Data rows:
------------------------------------------------

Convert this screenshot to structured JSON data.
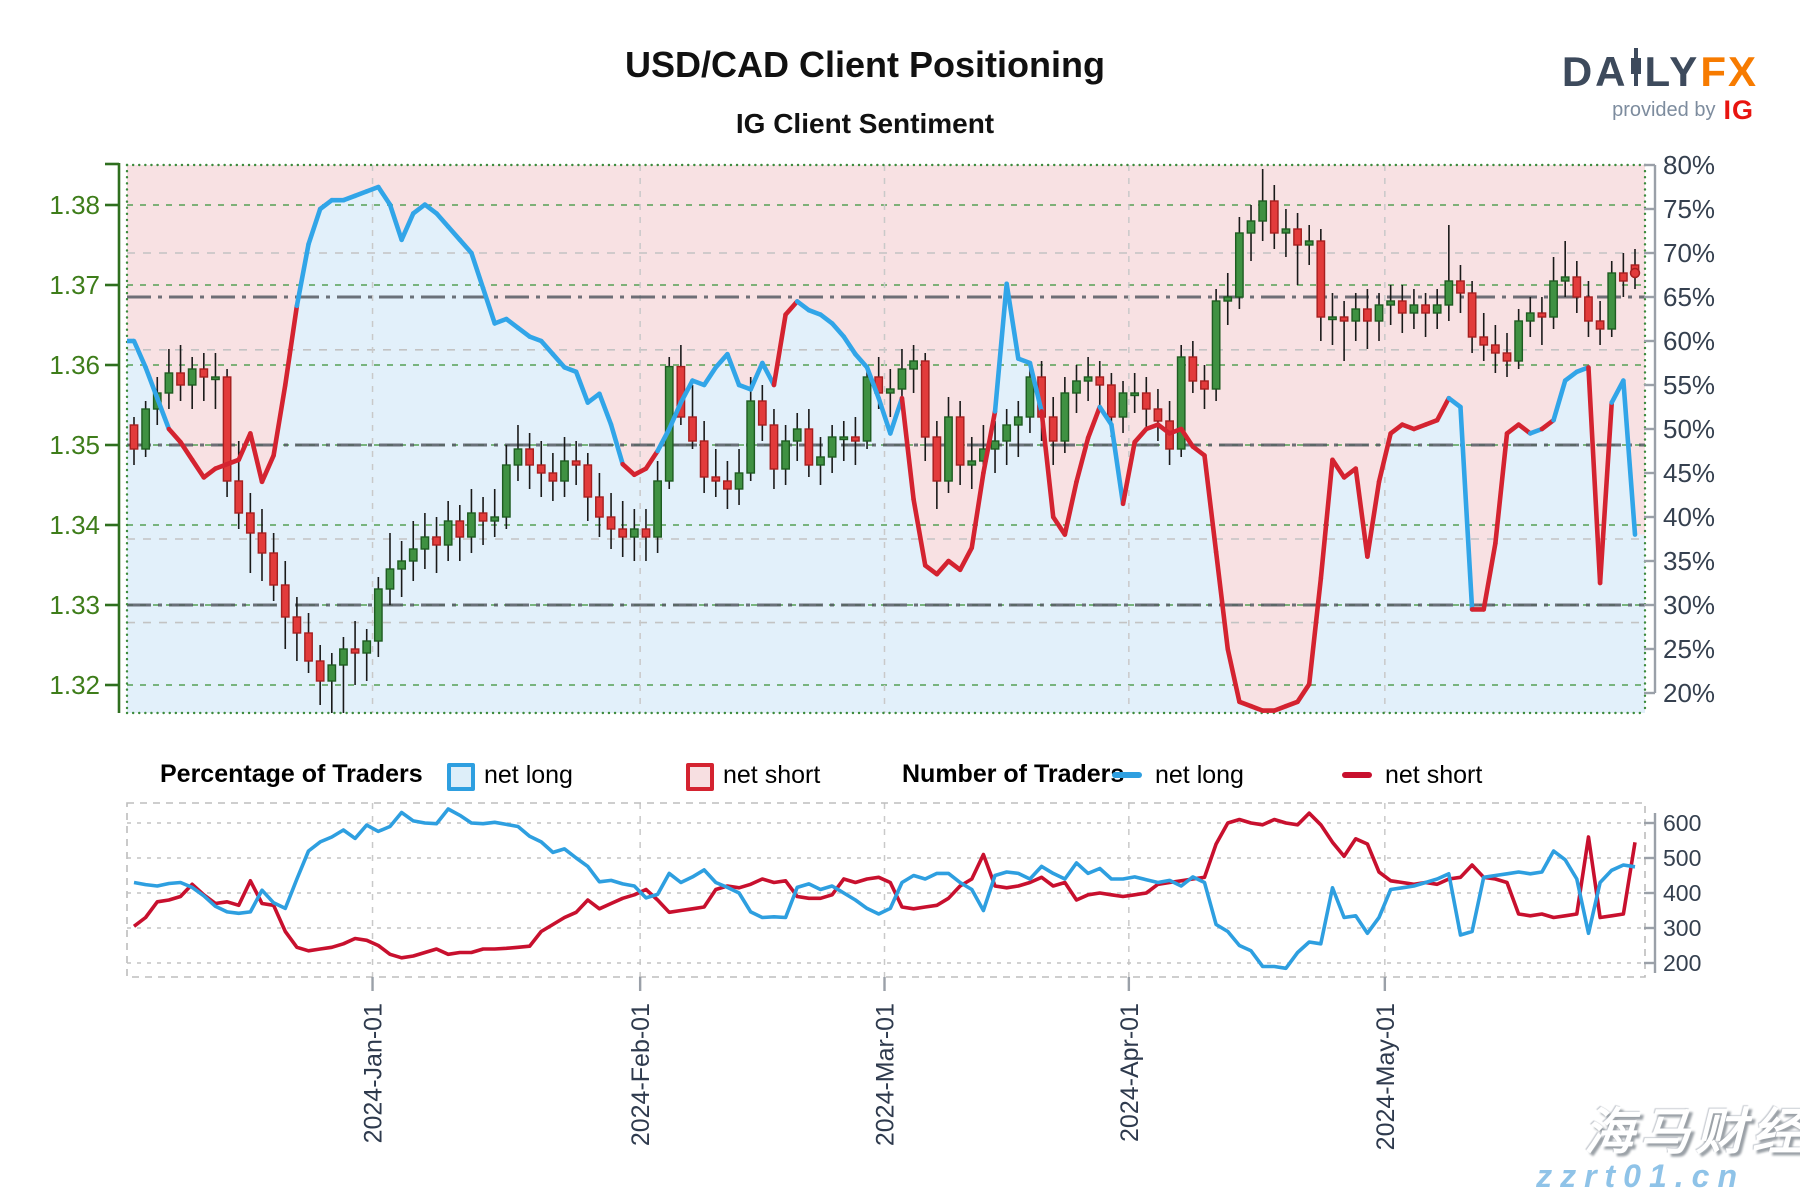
{
  "header": {
    "title": "USD/CAD Client Positioning",
    "subtitle": "IG Client Sentiment"
  },
  "logo": {
    "part1": "DA",
    "part2": "LY",
    "part3": "FX",
    "provided_by": "provided by",
    "ig": "IG"
  },
  "legend": {
    "pct_heading": "Percentage of Traders",
    "pct_long_label": "net long",
    "pct_short_label": "net short",
    "num_heading": "Number of Traders",
    "num_long_label": "net long",
    "num_short_label": "net short"
  },
  "watermark": {
    "line1": "海马财经",
    "line2": "zzrt01.cn"
  },
  "colors": {
    "candle_up_fill": "#3f9142",
    "candle_up_border": "#1e5c21",
    "candle_down_fill": "#e23b3b",
    "candle_down_border": "#a61f1f",
    "wick": "#1a1a1a",
    "sentiment_blue": "#31a5e8",
    "sentiment_red": "#d42330",
    "fill_above": "#f8e1e3",
    "fill_below": "#e2f0fa",
    "count_blue": "#2e9fe0",
    "count_red": "#c8102e",
    "grid_green": "#55a055",
    "grid_grey": "#c3c3c3",
    "ref_dark": "#565b63",
    "axis_green": "#2f6f1f",
    "label_green": "#3e7d1a",
    "label_navy": "#35404f",
    "border_green": "#3c8a3c"
  },
  "chart_data": {
    "type": "candlestick+line",
    "title": "USD/CAD Client Positioning",
    "subtitle": "IG Client Sentiment",
    "x_range": [
      "2023-12-01",
      "2024-05-30"
    ],
    "price_axis": {
      "side": "left",
      "ticks": [
        1.38,
        1.37,
        1.36,
        1.35,
        1.34,
        1.33,
        1.32
      ],
      "tick_labels": [
        "1.38",
        "1.37",
        "1.36",
        "1.35",
        "1.34",
        "1.33",
        "1.32"
      ]
    },
    "percent_axis": {
      "side": "right",
      "min": 20,
      "max": 80,
      "step": 5,
      "tick_labels": [
        "80%",
        "75%",
        "70%",
        "65%",
        "60%",
        "55%",
        "50%",
        "45%",
        "40%",
        "35%",
        "30%",
        "25%",
        "20%"
      ]
    },
    "count_axis": {
      "side": "right",
      "min": 200,
      "max": 600,
      "step": 100,
      "tick_labels": [
        "600",
        "500",
        "400",
        "300",
        "200"
      ]
    },
    "month_ticks": [
      "2024-Jan-01",
      "2024-Feb-01",
      "2024-Mar-01",
      "2024-Apr-01",
      "2024-May-01"
    ],
    "gridlines": {
      "price_green": [
        1.38,
        1.37,
        1.36,
        1.35,
        1.34,
        1.33,
        1.32
      ],
      "percent_grey": [
        70,
        59,
        37.5,
        28
      ]
    },
    "reference_lines_dashdot": {
      "percent": [
        65
      ],
      "price": [
        1.35,
        1.33
      ]
    },
    "candles": [
      [
        1.3525,
        1.3535,
        1.3475,
        1.3495
      ],
      [
        1.3495,
        1.3555,
        1.3485,
        1.3545
      ],
      [
        1.3545,
        1.3585,
        1.3525,
        1.3565
      ],
      [
        1.3565,
        1.362,
        1.3545,
        1.359
      ],
      [
        1.359,
        1.3625,
        1.3555,
        1.3575
      ],
      [
        1.3575,
        1.361,
        1.3545,
        1.3595
      ],
      [
        1.3595,
        1.3615,
        1.3555,
        1.3585
      ],
      [
        1.3585,
        1.3615,
        1.3545,
        1.3585
      ],
      [
        1.3585,
        1.3595,
        1.3435,
        1.3455
      ],
      [
        1.3455,
        1.3505,
        1.3395,
        1.3415
      ],
      [
        1.3415,
        1.344,
        1.334,
        1.339
      ],
      [
        1.339,
        1.342,
        1.333,
        1.3365
      ],
      [
        1.3365,
        1.339,
        1.3305,
        1.3325
      ],
      [
        1.3325,
        1.3355,
        1.3245,
        1.3285
      ],
      [
        1.3285,
        1.331,
        1.323,
        1.3265
      ],
      [
        1.3265,
        1.329,
        1.3215,
        1.323
      ],
      [
        1.323,
        1.325,
        1.3175,
        1.3205
      ],
      [
        1.3205,
        1.324,
        1.3165,
        1.3225
      ],
      [
        1.3225,
        1.326,
        1.3165,
        1.3245
      ],
      [
        1.3245,
        1.328,
        1.32,
        1.324
      ],
      [
        1.324,
        1.327,
        1.3205,
        1.3255
      ],
      [
        1.3255,
        1.3335,
        1.3235,
        1.332
      ],
      [
        1.332,
        1.339,
        1.33,
        1.3345
      ],
      [
        1.3345,
        1.338,
        1.331,
        1.3355
      ],
      [
        1.3355,
        1.3405,
        1.333,
        1.337
      ],
      [
        1.337,
        1.3415,
        1.3345,
        1.3385
      ],
      [
        1.3385,
        1.341,
        1.334,
        1.3375
      ],
      [
        1.3375,
        1.343,
        1.3355,
        1.3405
      ],
      [
        1.3405,
        1.3425,
        1.3355,
        1.3385
      ],
      [
        1.3385,
        1.3445,
        1.3365,
        1.3415
      ],
      [
        1.3415,
        1.3435,
        1.3375,
        1.3405
      ],
      [
        1.3405,
        1.3445,
        1.3385,
        1.341
      ],
      [
        1.341,
        1.35,
        1.3395,
        1.3475
      ],
      [
        1.3475,
        1.3525,
        1.3455,
        1.3495
      ],
      [
        1.3495,
        1.3515,
        1.3445,
        1.3475
      ],
      [
        1.3475,
        1.3505,
        1.3435,
        1.3465
      ],
      [
        1.3465,
        1.349,
        1.343,
        1.3455
      ],
      [
        1.3455,
        1.351,
        1.3435,
        1.348
      ],
      [
        1.348,
        1.3505,
        1.345,
        1.3475
      ],
      [
        1.3475,
        1.349,
        1.3405,
        1.3435
      ],
      [
        1.3435,
        1.3465,
        1.3385,
        1.341
      ],
      [
        1.341,
        1.344,
        1.337,
        1.3395
      ],
      [
        1.3395,
        1.343,
        1.336,
        1.3385
      ],
      [
        1.3385,
        1.342,
        1.3355,
        1.3395
      ],
      [
        1.3395,
        1.342,
        1.3355,
        1.3385
      ],
      [
        1.3385,
        1.348,
        1.3365,
        1.3455
      ],
      [
        1.3455,
        1.361,
        1.3445,
        1.3598
      ],
      [
        1.3598,
        1.3625,
        1.3525,
        1.3535
      ],
      [
        1.3535,
        1.3575,
        1.3495,
        1.3505
      ],
      [
        1.3505,
        1.353,
        1.344,
        1.346
      ],
      [
        1.346,
        1.3495,
        1.3435,
        1.3455
      ],
      [
        1.3455,
        1.348,
        1.342,
        1.3445
      ],
      [
        1.3445,
        1.3495,
        1.3425,
        1.3465
      ],
      [
        1.3465,
        1.3585,
        1.3455,
        1.3555
      ],
      [
        1.3555,
        1.3575,
        1.3505,
        1.3525
      ],
      [
        1.3525,
        1.3545,
        1.3445,
        1.347
      ],
      [
        1.347,
        1.3525,
        1.345,
        1.3505
      ],
      [
        1.3505,
        1.354,
        1.348,
        1.352
      ],
      [
        1.352,
        1.3545,
        1.346,
        1.3475
      ],
      [
        1.3475,
        1.351,
        1.345,
        1.3485
      ],
      [
        1.3485,
        1.3525,
        1.3465,
        1.351
      ],
      [
        1.351,
        1.353,
        1.348,
        1.351
      ],
      [
        1.351,
        1.3535,
        1.3475,
        1.3505
      ],
      [
        1.3505,
        1.36,
        1.3495,
        1.3585
      ],
      [
        1.3585,
        1.361,
        1.3545,
        1.3565
      ],
      [
        1.3565,
        1.3595,
        1.3535,
        1.357
      ],
      [
        1.357,
        1.362,
        1.3555,
        1.3595
      ],
      [
        1.3595,
        1.3625,
        1.3565,
        1.3605
      ],
      [
        1.3605,
        1.3615,
        1.348,
        1.351
      ],
      [
        1.351,
        1.353,
        1.342,
        1.3455
      ],
      [
        1.3455,
        1.356,
        1.344,
        1.3535
      ],
      [
        1.3535,
        1.3555,
        1.345,
        1.3475
      ],
      [
        1.3475,
        1.351,
        1.3445,
        1.348
      ],
      [
        1.348,
        1.3525,
        1.346,
        1.3495
      ],
      [
        1.3495,
        1.353,
        1.3465,
        1.3505
      ],
      [
        1.3505,
        1.3545,
        1.3475,
        1.3525
      ],
      [
        1.3525,
        1.3555,
        1.3485,
        1.3535
      ],
      [
        1.3535,
        1.3605,
        1.3515,
        1.3585
      ],
      [
        1.3585,
        1.3605,
        1.3505,
        1.3535
      ],
      [
        1.3535,
        1.356,
        1.3475,
        1.3505
      ],
      [
        1.3505,
        1.3585,
        1.349,
        1.3565
      ],
      [
        1.3565,
        1.36,
        1.354,
        1.358
      ],
      [
        1.358,
        1.361,
        1.3555,
        1.3585
      ],
      [
        1.3585,
        1.3605,
        1.355,
        1.3575
      ],
      [
        1.3575,
        1.359,
        1.351,
        1.3535
      ],
      [
        1.3535,
        1.358,
        1.3515,
        1.3565
      ],
      [
        1.3565,
        1.359,
        1.354,
        1.3565
      ],
      [
        1.3565,
        1.3585,
        1.352,
        1.3545
      ],
      [
        1.3545,
        1.357,
        1.3505,
        1.353
      ],
      [
        1.353,
        1.3555,
        1.3475,
        1.3495
      ],
      [
        1.3495,
        1.3625,
        1.3485,
        1.361
      ],
      [
        1.361,
        1.363,
        1.3565,
        1.358
      ],
      [
        1.358,
        1.36,
        1.3545,
        1.357
      ],
      [
        1.357,
        1.3695,
        1.3555,
        1.368
      ],
      [
        1.368,
        1.3715,
        1.365,
        1.3685
      ],
      [
        1.3685,
        1.3785,
        1.367,
        1.3765
      ],
      [
        1.3765,
        1.38,
        1.373,
        1.378
      ],
      [
        1.378,
        1.3845,
        1.3755,
        1.3805
      ],
      [
        1.3805,
        1.3825,
        1.3745,
        1.3765
      ],
      [
        1.3765,
        1.3795,
        1.3735,
        1.377
      ],
      [
        1.377,
        1.379,
        1.37,
        1.375
      ],
      [
        1.375,
        1.3775,
        1.3725,
        1.3755
      ],
      [
        1.3755,
        1.377,
        1.363,
        1.366
      ],
      [
        1.366,
        1.369,
        1.3625,
        1.366
      ],
      [
        1.366,
        1.368,
        1.3605,
        1.3655
      ],
      [
        1.3655,
        1.369,
        1.363,
        1.367
      ],
      [
        1.367,
        1.3695,
        1.362,
        1.3655
      ],
      [
        1.3655,
        1.369,
        1.363,
        1.3675
      ],
      [
        1.3675,
        1.37,
        1.365,
        1.368
      ],
      [
        1.368,
        1.37,
        1.364,
        1.3665
      ],
      [
        1.3665,
        1.3695,
        1.3645,
        1.3675
      ],
      [
        1.3675,
        1.369,
        1.3635,
        1.3665
      ],
      [
        1.3665,
        1.3695,
        1.3645,
        1.3675
      ],
      [
        1.3675,
        1.3775,
        1.3655,
        1.3705
      ],
      [
        1.3705,
        1.3725,
        1.3665,
        1.369
      ],
      [
        1.369,
        1.3705,
        1.3615,
        1.3635
      ],
      [
        1.3635,
        1.3665,
        1.3605,
        1.3625
      ],
      [
        1.3625,
        1.365,
        1.359,
        1.3615
      ],
      [
        1.3615,
        1.364,
        1.3585,
        1.3605
      ],
      [
        1.3605,
        1.367,
        1.3595,
        1.3655
      ],
      [
        1.3655,
        1.3685,
        1.3635,
        1.3665
      ],
      [
        1.3665,
        1.3685,
        1.3625,
        1.366
      ],
      [
        1.366,
        1.3735,
        1.3645,
        1.3705
      ],
      [
        1.3705,
        1.3755,
        1.3685,
        1.371
      ],
      [
        1.371,
        1.373,
        1.3665,
        1.3685
      ],
      [
        1.3685,
        1.3705,
        1.3635,
        1.3655
      ],
      [
        1.3655,
        1.368,
        1.3625,
        1.3645
      ],
      [
        1.3645,
        1.373,
        1.3635,
        1.3715
      ],
      [
        1.3715,
        1.374,
        1.3685,
        1.3705
      ],
      [
        1.3725,
        1.3745,
        1.3695,
        1.3715
      ]
    ],
    "sentiment_pct": [
      60,
      57,
      53.5,
      50,
      48.5,
      46.5,
      44.5,
      45.5,
      46,
      46.5,
      49.5,
      44,
      47,
      55,
      64,
      71,
      75,
      76,
      76,
      76.5,
      77,
      77.5,
      75.5,
      71.5,
      74.5,
      75.5,
      74.5,
      73,
      71.5,
      70,
      66,
      62,
      62.5,
      61.5,
      60.5,
      60,
      58.5,
      57,
      56.5,
      53,
      54,
      50.5,
      46,
      44.8,
      45.5,
      47.5,
      50,
      53,
      55.5,
      55,
      57,
      58.5,
      55,
      54.5,
      57.5,
      55,
      63,
      64.5,
      63.5,
      63,
      62,
      60.5,
      58.5,
      57,
      53.5,
      49.5,
      53.5,
      42,
      34.5,
      33.5,
      35,
      34,
      36.5,
      45,
      52,
      66.5,
      58,
      57.5,
      52,
      40,
      38,
      44,
      49,
      52.5,
      50.5,
      41.5,
      48.5,
      50,
      50.5,
      49.5,
      50,
      48,
      47,
      36,
      25,
      19,
      18.5,
      18,
      18,
      18.5,
      19,
      21,
      33,
      46.5,
      44.5,
      45.5,
      35.5,
      44,
      49.5,
      50.5,
      50,
      50.5,
      51,
      53.5,
      52.5,
      29.5,
      29.5,
      37,
      49.5,
      50.5,
      49.5,
      50,
      51,
      55.5,
      56.5,
      57,
      32.5,
      53,
      55.5,
      38
    ],
    "sentiment_color": [
      "b",
      "b",
      "b",
      "r",
      "r",
      "r",
      "r",
      "r",
      "r",
      "r",
      "r",
      "r",
      "r",
      "r",
      "b",
      "b",
      "b",
      "b",
      "b",
      "b",
      "b",
      "b",
      "b",
      "b",
      "b",
      "b",
      "b",
      "b",
      "b",
      "b",
      "b",
      "b",
      "b",
      "b",
      "b",
      "b",
      "b",
      "b",
      "b",
      "b",
      "b",
      "b",
      "r",
      "r",
      "r",
      "b",
      "b",
      "b",
      "b",
      "b",
      "b",
      "b",
      "b",
      "b",
      "b",
      "r",
      "r",
      "b",
      "b",
      "b",
      "b",
      "b",
      "b",
      "b",
      "b",
      "b",
      "r",
      "r",
      "r",
      "r",
      "r",
      "r",
      "r",
      "r",
      "b",
      "b",
      "b",
      "b",
      "r",
      "r",
      "r",
      "r",
      "r",
      "b",
      "b",
      "r",
      "r",
      "r",
      "r",
      "r",
      "r",
      "r",
      "r",
      "r",
      "r",
      "r",
      "r",
      "r",
      "r",
      "r",
      "r",
      "r",
      "r",
      "r",
      "r",
      "r",
      "r",
      "r",
      "r",
      "r",
      "r",
      "r",
      "r",
      "b",
      "b",
      "r",
      "r",
      "r",
      "r",
      "r",
      "b",
      "r",
      "b",
      "b",
      "b",
      "r",
      "r",
      "b",
      "b",
      "b"
    ],
    "traders_long": [
      430,
      424,
      420,
      427,
      430,
      416,
      392,
      362,
      346,
      342,
      346,
      408,
      372,
      356,
      440,
      520,
      546,
      560,
      580,
      556,
      594,
      576,
      590,
      630,
      606,
      600,
      598,
      640,
      622,
      600,
      598,
      602,
      596,
      590,
      562,
      546,
      516,
      526,
      500,
      476,
      432,
      436,
      426,
      420,
      386,
      396,
      456,
      430,
      446,
      466,
      430,
      416,
      400,
      346,
      330,
      332,
      330,
      416,
      426,
      410,
      420,
      400,
      380,
      356,
      340,
      356,
      430,
      450,
      440,
      456,
      456,
      430,
      410,
      350,
      450,
      460,
      456,
      440,
      476,
      456,
      440,
      486,
      456,
      470,
      440,
      440,
      446,
      438,
      430,
      436,
      420,
      446,
      430,
      310,
      290,
      250,
      235,
      190,
      190,
      185,
      230,
      260,
      255,
      415,
      330,
      335,
      285,
      330,
      410,
      415,
      420,
      430,
      440,
      455,
      280,
      290,
      445,
      450,
      455,
      460,
      455,
      460,
      520,
      495,
      440,
      285,
      430,
      465,
      480,
      475
    ],
    "traders_short": [
      305,
      330,
      375,
      380,
      390,
      425,
      395,
      370,
      375,
      365,
      435,
      370,
      365,
      290,
      245,
      235,
      240,
      245,
      255,
      270,
      265,
      250,
      225,
      215,
      220,
      230,
      240,
      225,
      230,
      230,
      240,
      240,
      242,
      245,
      248,
      290,
      310,
      330,
      345,
      380,
      355,
      370,
      385,
      395,
      410,
      380,
      345,
      350,
      355,
      360,
      410,
      420,
      415,
      425,
      440,
      430,
      435,
      390,
      385,
      385,
      395,
      440,
      430,
      440,
      445,
      430,
      360,
      355,
      360,
      365,
      385,
      420,
      440,
      510,
      420,
      415,
      420,
      430,
      445,
      420,
      430,
      380,
      395,
      400,
      395,
      390,
      395,
      400,
      425,
      430,
      435,
      440,
      445,
      540,
      600,
      610,
      600,
      595,
      610,
      600,
      595,
      628,
      595,
      545,
      505,
      555,
      540,
      460,
      435,
      430,
      425,
      430,
      425,
      440,
      445,
      480,
      445,
      440,
      430,
      340,
      335,
      340,
      330,
      335,
      340,
      560,
      330,
      335,
      340,
      545
    ]
  }
}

------------------------------------------------

Do this: Scan the records above for the string "Client", then select every line that holds it.

Exercise answer:
    "title": "USD/CAD Client Positioning",
    "subtitle": "IG Client Sentiment"
    "title": "USD/CAD Client Positioning",
    "subtitle": "IG Client Sentiment",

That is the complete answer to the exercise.